■ Short exercise
Write out every entry, unchanged. Skip any picture.

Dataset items

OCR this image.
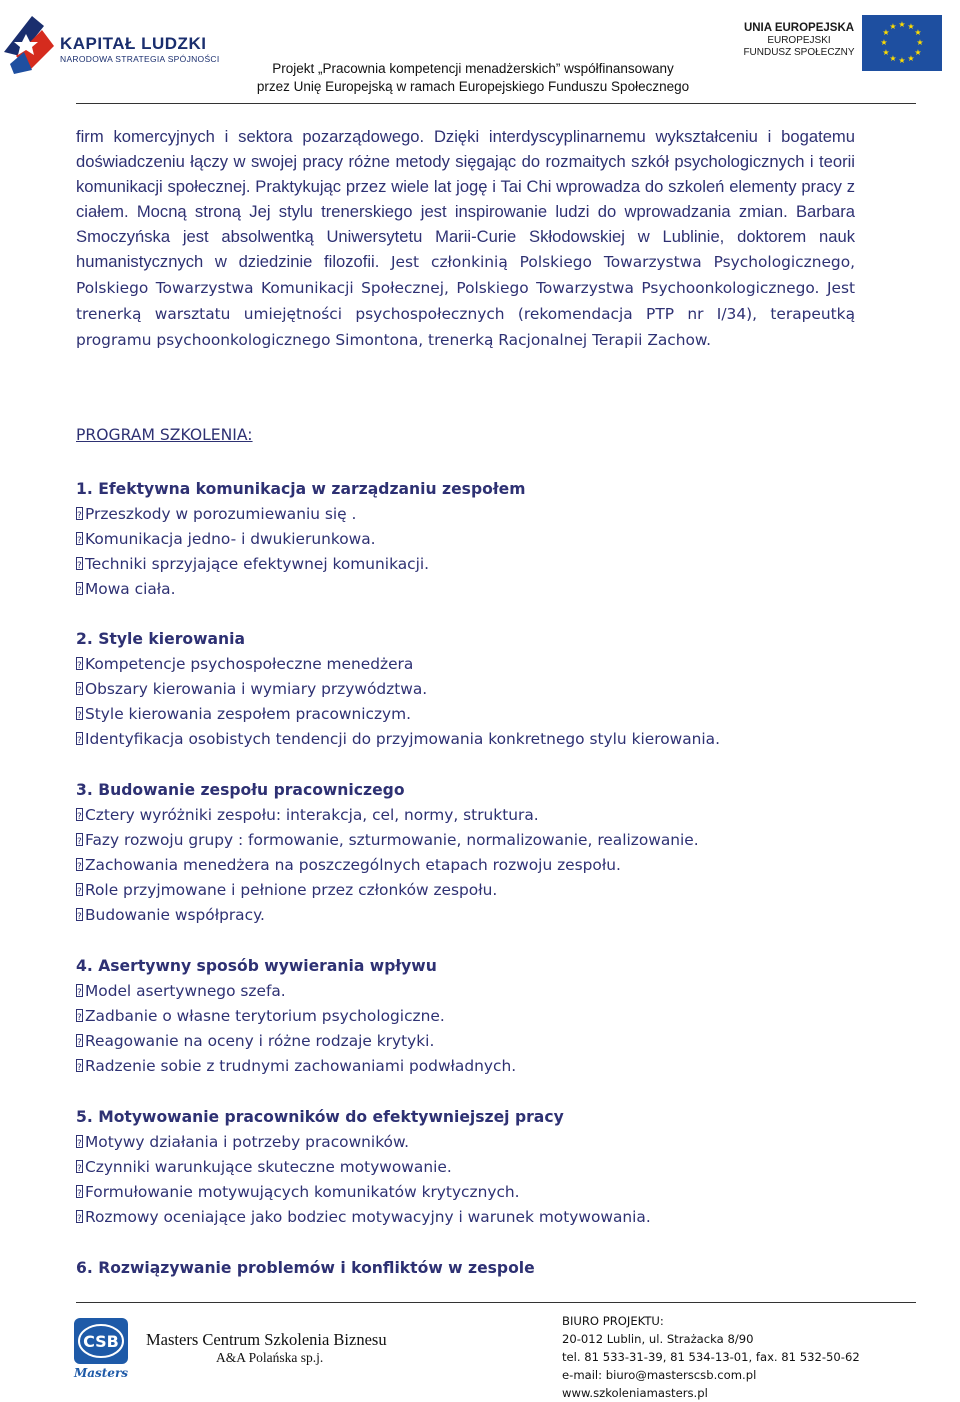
KAPITAŁ LUDZKI
NARODOWA STRATEGIA SPÓJNOŚCI
Projekt „Pracownia kompetencji menadżerskich” współfinansowany
przez Unię Europejską w ramach Europejskiego Funduszu Społecznego
UNIA EUROPEJSKA
EUROPEJSKI
FUNDUSZ SPOŁECZNY
★ ★
★
★
★
★
★
★
★
★
★
★

firm komercyjnych i sektora pozarządowego. Dzięki interdyscyplinarnemu wykształceniu i bogatemu doświadczeniu łączy w swojej pracy różne metody sięgając do rozmaitych szkół psychologicznych i teorii komunikacji społecznej. Praktykując przez wiele lat jogę i Tai Chi wprowadza do szkoleń elementy pracy z ciałem. Mocną stroną Jej stylu trenerskiego jest inspirowanie ludzi do wprowadzania zmian. Barbara Smoczyńska jest absolwentką Uniwersytetu Marii-Curie Skłodowskiej w Lublinie, doktorem nauk humanistycznych w dziedzinie filozofii. Jest członkinią Polskiego Towarzystwa Psychologicznego, Polskiego Towarzystwa Komunikacji Społecznej, Polskiego Towarzystwa Psychoonkologicznego. Jest trenerką warsztatu umiejętności psychospołecznych (rekomendacja PTP nr I/34), terapeutką programu psychoonkologicznego Simontona, trenerką Racjonalnej Terapii Zachow.

PROGRAM SZKOLENIA:
1. Efektywna komunikacja w zarządzaniu zespołem
?Przeszkody w porozumiewaniu się .
?Komunikacja jedno- i dwukierunkowa.
?Techniki sprzyjające efektywnej komunikacji.
?Mowa ciała.
2. Style kierowania
?Kompetencje psychospołeczne menedżera
?Obszary kierowania i wymiary przywództwa.
?Style kierowania zespołem pracowniczym.
?Identyfikacja osobistych tendencji do przyjmowania konkretnego stylu kierowania.
3. Budowanie zespołu pracowniczego
?Cztery wyróżniki zespołu: interakcja, cel, normy, struktura.
?Fazy rozwoju grupy : formowanie, szturmowanie, normalizowanie, realizowanie.
?Zachowania menedżera na poszczególnych etapach rozwoju zespołu.
?Role przyjmowane i pełnione przez członków zespołu.
?Budowanie współpracy.
4. Asertywny sposób wywierania wpływu
?Model asertywnego szefa.
?Zadbanie o własne terytorium psychologiczne.
?Reagowanie na oceny i różne rodzaje krytyki.
?Radzenie sobie z trudnymi zachowaniami podwładnych.
5. Motywowanie pracowników do efektywniejszej pracy
?Motywy działania i potrzeby pracowników.
?Czynniki warunkujące skuteczne motywowanie.
?Formułowanie motywujących komunikatów krytycznych.
?Rozmowy oceniające jako bodziec motywacyjny i warunek motywowania.
6. Rozwiązywanie problemów i konfliktów w zespole
CSB
Masters
Masters Centrum Szkolenia Biznesu
A&A Polańska sp.j.
BIURO PROJEKTU:
20-012 Lublin, ul. Strażacka 8/90
tel. 81 533-31-39, 81 534-13-01, fax. 81 532-50-62
e-mail: biuro@masterscsb.com.pl
www.szkoleniamasters.pl
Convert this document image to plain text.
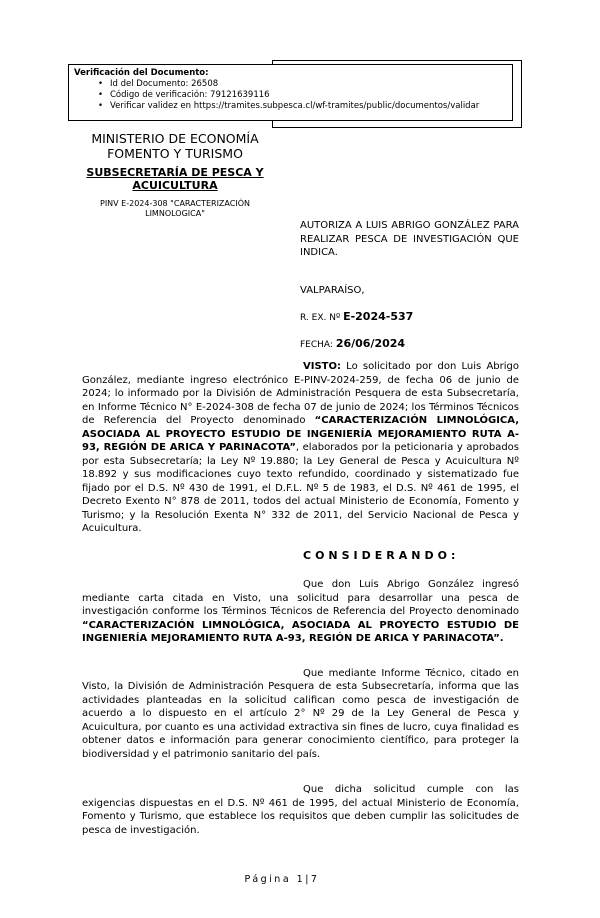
Verificación del Documento:
• Id del Documento: 26508
• Código de verificación: 79121639116
• Verificar validez en https://tramites.subpesca.cl/wf-tramites/public/documentos/validar
MINISTERIO DE ECONOMÍA
FOMENTO Y TURISMO
SUBSECRETARÍA DE PESCA Y ACUICULTURA
PINV E-2024-308 "CARACTERIZACIÓN LIMNOLOGICA"
AUTORIZA A LUIS ABRIGO GONZÁLEZ PARA REALIZAR PESCA DE INVESTIGACIÓN QUE INDICA.
VALPARAÍSO,
R. EX. Nº E-2024-537
FECHA: 26/06/2024

VISTO: Lo solicitado por don Luis Abrigo González, mediante ingreso electrónico E-PINV-2024-259, de fecha 06 de junio de 2024; lo informado por la División de Administración Pesquera de esta Subsecretaría, en Informe Técnico N° E-2024-308 de fecha 07 de junio de 2024; los Términos Técnicos de Referencia del Proyecto denominado “CARACTERIZACIÓN LIMNOLÓGICA, ASOCIADA AL PROYECTO ESTUDIO DE INGENIERÍA MEJORAMIENTO RUTA A-93, REGIÓN DE ARICA Y PARINACOTA”, elaborados por la peticionaria y aprobados por esta Subsecretaría; la Ley Nº 19.880; la Ley General de Pesca y Acuicultura Nº 18.892 y sus modificaciones cuyo texto refundido, coordinado y sistematizado fue fijado por el D.S. Nº 430 de 1991, el D.F.L. Nº 5 de 1983, el D.S. Nº 461 de 1995, el Decreto Exento N° 878 de 2011, todos del actual Ministerio de Economía, Fomento y Turismo; y la Resolución Exenta N° 332 de 2011, del Servicio Nacional de Pesca y Acuicultura.

CONSIDERANDO:

Que don Luis Abrigo González ingresó mediante carta citada en Visto, una solicitud para desarrollar una pesca de investigación conforme los Términos Técnicos de Referencia del Proyecto denominado “CARACTERIZACIÓN LIMNOLÓGICA, ASOCIADA AL PROYECTO ESTUDIO DE INGENIERÍA MEJORAMIENTO RUTA A-93, REGIÓN DE ARICA Y PARINACOTA”.

Que mediante Informe Técnico, citado en Visto, la División de Administración Pesquera de esta Subsecretaría, informa que las actividades planteadas en la solicitud califican como pesca de investigación de acuerdo a lo dispuesto en el artículo 2° Nº 29 de la Ley General de Pesca y Acuicultura, por cuanto es una actividad extractiva sin fines de lucro, cuya finalidad es obtener datos e información para generar conocimiento científico, para proteger la biodiversidad y el patrimonio sanitario del país.

Que dicha solicitud cumple con las exigencias dispuestas en el D.S. Nº 461 de 1995, del actual Ministerio de Economía, Fomento y Turismo, que establece los requisitos que deben cumplir las solicitudes de pesca de investigación.

Página 1|7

■ Result
OCR this image.
KAPITAŁ LUDZKI
NARODOWA STRATEGIA SPÓJNOŚCI
Projekt „Pracownia kompetencji menadżerskich” współfinansowany
przez Unię Europejską w ramach Europejskiego Funduszu Społecznego
UNIA EUROPEJSKA
EUROPEJSKI
FUNDUSZ SPOŁECZNY
★ ★
★
★
★
★
★
★
★
★
★
★

firm komercyjnych i sektora pozarządowego. Dzięki interdyscyplinarnemu wykształceniu i bogatemu doświadczeniu łączy w swojej pracy różne metody sięgając do rozmaitych szkół psychologicznych i teorii komunikacji społecznej. Praktykując przez wiele lat jogę i Tai Chi wprowadza do szkoleń elementy pracy z ciałem. Mocną stroną Jej stylu trenerskiego jest inspirowanie ludzi do wprowadzania zmian. Barbara Smoczyńska jest absolwentką Uniwersytetu Marii-Curie Skłodowskiej w Lublinie, doktorem nauk humanistycznych w dziedzinie filozofii. Jest członkinią Polskiego Towarzystwa Psychologicznego, Polskiego Towarzystwa Komunikacji Społecznej, Polskiego Towarzystwa Psychoonkologicznego. Jest trenerką warsztatu umiejętności psychospołecznych (rekomendacja PTP nr I/34), terapeutką programu psychoonkologicznego Simontona, trenerką Racjonalnej Terapii Zachow.

PROGRAM SZKOLENIA:
1. Efektywna komunikacja w zarządzaniu zespołem
?Przeszkody w porozumiewaniu się .
?Komunikacja jedno- i dwukierunkowa.
?Techniki sprzyjające efektywnej komunikacji.
?Mowa ciała.
2. Style kierowania
?Kompetencje psychospołeczne menedżera
?Obszary kierowania i wymiary przywództwa.
?Style kierowania zespołem pracowniczym.
?Identyfikacja osobistych tendencji do przyjmowania konkretnego stylu kierowania.
3. Budowanie zespołu pracowniczego
?Cztery wyróżniki zespołu: interakcja, cel, normy, struktura.
?Fazy rozwoju grupy : formowanie, szturmowanie, normalizowanie, realizowanie.
?Zachowania menedżera na poszczególnych etapach rozwoju zespołu.
?Role przyjmowane i pełnione przez członków zespołu.
?Budowanie współpracy.
4. Asertywny sposób wywierania wpływu
?Model asertywnego szefa.
?Zadbanie o własne terytorium psychologiczne.
?Reagowanie na oceny i różne rodzaje krytyki.
?Radzenie sobie z trudnymi zachowaniami podwładnych.
5. Motywowanie pracowników do efektywniejszej pracy
?Motywy działania i potrzeby pracowników.
?Czynniki warunkujące skuteczne motywowanie.
?Formułowanie motywujących komunikatów krytycznych.
?Rozmowy oceniające jako bodziec motywacyjny i warunek motywowania.
6. Rozwiązywanie problemów i konfliktów w zespole
CSB
Masters
Masters Centrum Szkolenia Biznesu
A&A Polańska sp.j.
BIURO PROJEKTU:
20-012 Lublin, ul. Strażacka 8/90
tel. 81 533-31-39, 81 534-13-01, fax. 81 532-50-62
e-mail: biuro@masterscsb.com.pl
www.szkoleniamasters.pl
Convert this document image to plain text.
Verificación del Documento:
• Id del Documento: 26508
• Código de verificación: 79121639116
• Verificar validez en https://tramites.subpesca.cl/wf-tramites/public/documentos/validar
MINISTERIO DE ECONOMÍA
FOMENTO Y TURISMO
SUBSECRETARÍA DE PESCA Y ACUICULTURA
PINV E-2024-308 "CARACTERIZACIÓN LIMNOLOGICA"
AUTORIZA A LUIS ABRIGO GONZÁLEZ PARA REALIZAR PESCA DE INVESTIGACIÓN QUE INDICA.
VALPARAÍSO,
R. EX. Nº E-2024-537
FECHA: 26/06/2024

VISTO: Lo solicitado por don Luis Abrigo González, mediante ingreso electrónico E-PINV-2024-259, de fecha 06 de junio de 2024; lo informado por la División de Administración Pesquera de esta Subsecretaría, en Informe Técnico N° E-2024-308 de fecha 07 de junio de 2024; los Términos Técnicos de Referencia del Proyecto denominado “CARACTERIZACIÓN LIMNOLÓGICA, ASOCIADA AL PROYECTO ESTUDIO DE INGENIERÍA MEJORAMIENTO RUTA A-93, REGIÓN DE ARICA Y PARINACOTA”, elaborados por la peticionaria y aprobados por esta Subsecretaría; la Ley Nº 19.880; la Ley General de Pesca y Acuicultura Nº 18.892 y sus modificaciones cuyo texto refundido, coordinado y sistematizado fue fijado por el D.S. Nº 430 de 1991, el D.F.L. Nº 5 de 1983, el D.S. Nº 461 de 1995, el Decreto Exento N° 878 de 2011, todos del actual Ministerio de Economía, Fomento y Turismo; y la Resolución Exenta N° 332 de 2011, del Servicio Nacional de Pesca y Acuicultura.

CONSIDERANDO:

Que don Luis Abrigo González ingresó mediante carta citada en Visto, una solicitud para desarrollar una pesca de investigación conforme los Términos Técnicos de Referencia del Proyecto denominado “CARACTERIZACIÓN LIMNOLÓGICA, ASOCIADA AL PROYECTO ESTUDIO DE INGENIERÍA MEJORAMIENTO RUTA A-93, REGIÓN DE ARICA Y PARINACOTA”.

Que mediante Informe Técnico, citado en Visto, la División de Administración Pesquera de esta Subsecretaría, informa que las actividades planteadas en la solicitud califican como pesca de investigación de acuerdo a lo dispuesto en el artículo 2° Nº 29 de la Ley General de Pesca y Acuicultura, por cuanto es una actividad extractiva sin fines de lucro, cuya finalidad es obtener datos e información para generar conocimiento científico, para proteger la biodiversidad y el patrimonio sanitario del país.

Que dicha solicitud cumple con las exigencias dispuestas en el D.S. Nº 461 de 1995, del actual Ministerio de Economía, Fomento y Turismo, que establece los requisitos que deben cumplir las solicitudes de pesca de investigación.

Página 1|7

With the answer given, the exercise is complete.